··· Data supplied

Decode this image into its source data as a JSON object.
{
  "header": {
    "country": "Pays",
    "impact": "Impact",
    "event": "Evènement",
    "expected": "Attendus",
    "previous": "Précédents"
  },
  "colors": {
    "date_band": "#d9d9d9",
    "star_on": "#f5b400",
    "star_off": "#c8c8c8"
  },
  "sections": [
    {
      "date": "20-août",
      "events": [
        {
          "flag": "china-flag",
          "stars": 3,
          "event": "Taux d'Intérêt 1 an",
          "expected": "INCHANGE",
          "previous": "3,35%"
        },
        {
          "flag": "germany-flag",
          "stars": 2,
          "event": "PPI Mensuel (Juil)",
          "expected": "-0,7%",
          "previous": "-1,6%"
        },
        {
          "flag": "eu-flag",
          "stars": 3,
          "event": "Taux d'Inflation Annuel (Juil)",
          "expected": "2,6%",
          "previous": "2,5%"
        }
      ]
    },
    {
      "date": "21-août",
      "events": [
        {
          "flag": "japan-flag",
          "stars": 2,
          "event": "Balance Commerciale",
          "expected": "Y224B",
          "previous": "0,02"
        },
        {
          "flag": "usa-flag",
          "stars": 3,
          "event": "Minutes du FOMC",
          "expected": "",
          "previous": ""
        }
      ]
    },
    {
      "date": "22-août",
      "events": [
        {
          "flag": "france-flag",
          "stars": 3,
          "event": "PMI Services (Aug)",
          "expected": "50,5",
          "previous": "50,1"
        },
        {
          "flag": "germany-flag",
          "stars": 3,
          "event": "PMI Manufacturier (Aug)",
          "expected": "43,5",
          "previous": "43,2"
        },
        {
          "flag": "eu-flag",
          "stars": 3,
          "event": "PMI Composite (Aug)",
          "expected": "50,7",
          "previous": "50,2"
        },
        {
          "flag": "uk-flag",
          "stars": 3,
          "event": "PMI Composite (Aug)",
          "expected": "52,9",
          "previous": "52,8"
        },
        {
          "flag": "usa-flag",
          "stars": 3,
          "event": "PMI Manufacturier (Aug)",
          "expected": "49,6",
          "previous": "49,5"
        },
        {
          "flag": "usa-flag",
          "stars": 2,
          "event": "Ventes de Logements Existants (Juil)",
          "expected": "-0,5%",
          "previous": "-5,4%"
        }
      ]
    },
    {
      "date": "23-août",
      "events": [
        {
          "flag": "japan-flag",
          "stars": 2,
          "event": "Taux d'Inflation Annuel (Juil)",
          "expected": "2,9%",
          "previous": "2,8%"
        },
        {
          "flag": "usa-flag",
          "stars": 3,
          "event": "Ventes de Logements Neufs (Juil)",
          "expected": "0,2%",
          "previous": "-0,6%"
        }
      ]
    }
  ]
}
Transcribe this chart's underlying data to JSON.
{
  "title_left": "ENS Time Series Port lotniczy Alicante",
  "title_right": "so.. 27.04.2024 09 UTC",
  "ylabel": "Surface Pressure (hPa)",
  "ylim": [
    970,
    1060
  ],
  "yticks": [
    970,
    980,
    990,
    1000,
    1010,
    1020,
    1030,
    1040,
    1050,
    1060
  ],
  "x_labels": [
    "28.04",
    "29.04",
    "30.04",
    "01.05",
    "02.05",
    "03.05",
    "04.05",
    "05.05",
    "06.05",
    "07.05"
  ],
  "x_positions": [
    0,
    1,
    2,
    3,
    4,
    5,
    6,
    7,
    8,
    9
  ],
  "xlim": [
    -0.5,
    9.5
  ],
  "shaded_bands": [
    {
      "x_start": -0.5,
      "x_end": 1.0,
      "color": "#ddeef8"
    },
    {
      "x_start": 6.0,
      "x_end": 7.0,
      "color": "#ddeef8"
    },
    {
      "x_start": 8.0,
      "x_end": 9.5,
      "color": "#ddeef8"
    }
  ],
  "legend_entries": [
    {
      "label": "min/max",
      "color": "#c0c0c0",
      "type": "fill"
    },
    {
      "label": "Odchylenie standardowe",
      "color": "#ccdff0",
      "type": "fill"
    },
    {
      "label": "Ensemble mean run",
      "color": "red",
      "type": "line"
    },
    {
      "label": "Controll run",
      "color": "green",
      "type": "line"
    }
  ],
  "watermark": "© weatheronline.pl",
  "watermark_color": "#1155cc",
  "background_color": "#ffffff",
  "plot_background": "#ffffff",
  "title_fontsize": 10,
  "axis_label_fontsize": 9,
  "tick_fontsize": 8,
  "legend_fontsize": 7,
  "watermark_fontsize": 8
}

······

■ Given task: From the listing above, extract every line exactly as it stands.

■ Solved problem:
Decode this image into its source data as a JSON object.
{
  "header": {
    "country": "Pays",
    "impact": "Impact",
    "event": "Evènement",
    "expected": "Attendus",
    "previous": "Précédents"
  },
  "colors": {
    "date_band": "#d9d9d9",
    "star_on": "#f5b400",
    "star_off": "#c8c8c8"
  },
  "sections": [
    {
      "date": "20-août",
      "events": [
        {
          "flag": "china-flag",
          "stars": 3,
          "event": "Taux d'Intérêt 1 an",
          "expected": "INCHANGE",
          "previous": "3,35%"
        },
        {
          "flag": "germany-flag",
          "stars": 2,
          "event": "PPI Mensuel (Juil)",
          "expected": "-0,7%",
          "previous": "-1,6%"
        },
        {
          "flag": "eu-flag",
          "stars": 3,
          "event": "Taux d'Inflation Annuel (Juil)",
          "expected": "2,6%",
          "previous": "2,5%"
        }
      ]
    },
    {
      "date": "21-août",
      "events": [
        {
          "flag": "japan-flag",
          "stars": 2,
          "event": "Balance Commerciale",
          "expected": "Y224B",
          "previous": "0,02"
        },
        {
          "flag": "usa-flag",
          "stars": 3,
          "event": "Minutes du FOMC",
          "expected": "",
          "previous": ""
        }
      ]
    },
    {
      "date": "22-août",
      "events": [
        {
          "flag": "france-flag",
          "stars": 3,
          "event": "PMI Services (Aug)",
          "expected": "50,5",
          "previous": "50,1"
        },
        {
          "flag": "germany-flag",
          "stars": 3,
          "event": "PMI Manufacturier (Aug)",
          "expected": "43,5",
          "previous": "43,2"
        },
        {
          "flag": "eu-flag",
          "stars": 3,
          "event": "PMI Composite (Aug)",
          "expected": "50,7",
          "previous": "50,2"
        },
        {
          "flag": "uk-flag",
          "stars": 3,
          "event": "PMI Composite (Aug)",
          "expected": "52,9",
          "previous": "52,8"
        },
        {
          "flag": "usa-flag",
          "stars": 3,
          "event": "PMI Manufacturier (Aug)",
          "expected": "49,6",
          "previous": "49,5"
        },
        {
          "flag": "usa-flag",
          "stars": 2,
          "event": "Ventes de Logements Existants (Juil)",
          "expected": "-0,5%",
          "previous": "-5,4%"
        }
      ]
    },
    {
      "date": "23-août",
      "events": [
        {
          "flag": "japan-flag",
          "stars": 2,
          "event": "Taux d'Inflation Annuel (Juil)",
          "expected": "2,9%",
          "previous": "2,8%"
        },
        {
          "flag": "usa-flag",
          "stars": 3,
          "event": "Ventes de Logements Neufs (Juil)",
          "expected": "0,2%",
          "previous": "-0,6%"
        }
      ]
    }
  ]
}
Transcribe this chart's underlying data to JSON.
{
  "title_left": "ENS Time Series Port lotniczy Alicante",
  "title_right": "so.. 27.04.2024 09 UTC",
  "ylabel": "Surface Pressure (hPa)",
  "ylim": [
    970,
    1060
  ],
  "yticks": [
    970,
    980,
    990,
    1000,
    1010,
    1020,
    1030,
    1040,
    1050,
    1060
  ],
  "x_labels": [
    "28.04",
    "29.04",
    "30.04",
    "01.05",
    "02.05",
    "03.05",
    "04.05",
    "05.05",
    "06.05",
    "07.05"
  ],
  "x_positions": [
    0,
    1,
    2,
    3,
    4,
    5,
    6,
    7,
    8,
    9
  ],
  "xlim": [
    -0.5,
    9.5
  ],
  "shaded_bands": [
    {
      "x_start": -0.5,
      "x_end": 1.0,
      "color": "#ddeef8"
    },
    {
      "x_start": 6.0,
      "x_end": 7.0,
      "color": "#ddeef8"
    },
    {
      "x_start": 8.0,
      "x_end": 9.5,
      "color": "#ddeef8"
    }
  ],
  "legend_entries": [
    {
      "label": "min/max",
      "color": "#c0c0c0",
      "type": "fill"
    },
    {
      "label": "Odchylenie standardowe",
      "color": "#ccdff0",
      "type": "fill"
    },
    {
      "label": "Ensemble mean run",
      "color": "red",
      "type": "line"
    },
    {
      "label": "Controll run",
      "color": "green",
      "type": "line"
    }
  ],
  "watermark": "© weatheronline.pl",
  "watermark_color": "#1155cc",
  "background_color": "#ffffff",
  "plot_background": "#ffffff",
  "title_fontsize": 10,
  "axis_label_fontsize": 9,
  "tick_fontsize": 8,
  "legend_fontsize": 7,
  "watermark_fontsize": 8
}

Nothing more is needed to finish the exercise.